* [Records shown]:
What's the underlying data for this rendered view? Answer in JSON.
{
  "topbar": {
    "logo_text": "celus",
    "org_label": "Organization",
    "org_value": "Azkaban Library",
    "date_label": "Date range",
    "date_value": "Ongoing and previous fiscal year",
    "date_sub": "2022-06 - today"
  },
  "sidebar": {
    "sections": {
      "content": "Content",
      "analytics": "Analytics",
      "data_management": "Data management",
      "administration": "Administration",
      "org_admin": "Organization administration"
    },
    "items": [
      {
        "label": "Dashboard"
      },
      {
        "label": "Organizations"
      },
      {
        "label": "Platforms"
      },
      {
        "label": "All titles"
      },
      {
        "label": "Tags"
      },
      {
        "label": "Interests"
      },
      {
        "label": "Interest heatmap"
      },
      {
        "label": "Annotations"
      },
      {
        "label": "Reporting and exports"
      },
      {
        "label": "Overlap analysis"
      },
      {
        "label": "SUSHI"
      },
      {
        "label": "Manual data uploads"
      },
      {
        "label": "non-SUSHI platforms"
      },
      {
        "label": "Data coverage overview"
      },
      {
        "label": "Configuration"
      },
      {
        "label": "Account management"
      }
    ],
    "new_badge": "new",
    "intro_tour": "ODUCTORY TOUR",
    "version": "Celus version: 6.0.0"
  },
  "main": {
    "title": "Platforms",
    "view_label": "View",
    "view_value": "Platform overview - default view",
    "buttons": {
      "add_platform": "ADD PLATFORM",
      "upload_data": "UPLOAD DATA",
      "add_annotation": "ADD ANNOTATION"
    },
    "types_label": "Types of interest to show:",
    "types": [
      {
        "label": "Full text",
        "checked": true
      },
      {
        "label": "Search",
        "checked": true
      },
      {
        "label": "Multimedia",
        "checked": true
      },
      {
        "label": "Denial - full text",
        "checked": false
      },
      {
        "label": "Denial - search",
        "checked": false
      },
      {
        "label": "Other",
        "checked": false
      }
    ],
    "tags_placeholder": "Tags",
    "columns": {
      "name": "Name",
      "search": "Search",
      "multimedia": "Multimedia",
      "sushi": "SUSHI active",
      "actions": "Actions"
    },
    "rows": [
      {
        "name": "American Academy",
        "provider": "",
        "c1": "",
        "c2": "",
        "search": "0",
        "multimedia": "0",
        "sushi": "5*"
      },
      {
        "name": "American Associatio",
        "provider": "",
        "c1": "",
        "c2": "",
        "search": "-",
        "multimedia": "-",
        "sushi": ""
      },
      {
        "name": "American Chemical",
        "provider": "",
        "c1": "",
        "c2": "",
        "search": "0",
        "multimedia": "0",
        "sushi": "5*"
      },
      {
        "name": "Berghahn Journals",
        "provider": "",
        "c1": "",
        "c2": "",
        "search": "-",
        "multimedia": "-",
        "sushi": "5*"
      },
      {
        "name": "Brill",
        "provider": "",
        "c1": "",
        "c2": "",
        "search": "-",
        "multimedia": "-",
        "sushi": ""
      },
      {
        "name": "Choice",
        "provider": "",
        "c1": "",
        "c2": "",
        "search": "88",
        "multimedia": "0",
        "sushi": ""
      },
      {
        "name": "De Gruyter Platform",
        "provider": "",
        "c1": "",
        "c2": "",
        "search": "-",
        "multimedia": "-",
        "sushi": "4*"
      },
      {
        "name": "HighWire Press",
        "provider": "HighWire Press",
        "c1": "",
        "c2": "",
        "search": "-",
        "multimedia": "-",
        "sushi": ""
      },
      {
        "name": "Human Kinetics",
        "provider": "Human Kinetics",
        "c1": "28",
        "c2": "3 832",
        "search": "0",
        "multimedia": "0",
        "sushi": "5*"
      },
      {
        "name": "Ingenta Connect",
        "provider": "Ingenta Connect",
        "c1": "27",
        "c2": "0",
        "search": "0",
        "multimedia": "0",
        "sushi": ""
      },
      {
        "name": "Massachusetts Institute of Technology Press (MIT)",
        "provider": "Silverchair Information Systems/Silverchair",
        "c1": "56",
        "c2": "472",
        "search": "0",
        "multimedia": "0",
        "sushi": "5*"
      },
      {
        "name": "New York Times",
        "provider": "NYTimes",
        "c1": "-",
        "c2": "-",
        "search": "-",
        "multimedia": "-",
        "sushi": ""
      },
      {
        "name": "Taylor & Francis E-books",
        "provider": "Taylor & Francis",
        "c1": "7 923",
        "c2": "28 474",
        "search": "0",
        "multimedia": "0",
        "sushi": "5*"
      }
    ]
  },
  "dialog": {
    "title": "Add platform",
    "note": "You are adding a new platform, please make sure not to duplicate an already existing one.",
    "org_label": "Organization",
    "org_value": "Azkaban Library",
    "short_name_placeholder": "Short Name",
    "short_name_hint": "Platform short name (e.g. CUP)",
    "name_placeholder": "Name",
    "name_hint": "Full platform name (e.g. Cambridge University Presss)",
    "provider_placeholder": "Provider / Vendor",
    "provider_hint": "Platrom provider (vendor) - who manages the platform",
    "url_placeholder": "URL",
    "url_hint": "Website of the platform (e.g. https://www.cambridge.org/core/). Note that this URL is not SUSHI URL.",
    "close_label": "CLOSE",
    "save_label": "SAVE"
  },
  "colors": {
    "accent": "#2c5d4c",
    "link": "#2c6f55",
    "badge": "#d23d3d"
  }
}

* [What is expected]: Look through the entries and return every line where "administration" appears.

* [Result for this task]:
      "administration": "Administration",
      "org_admin": "Organization administration"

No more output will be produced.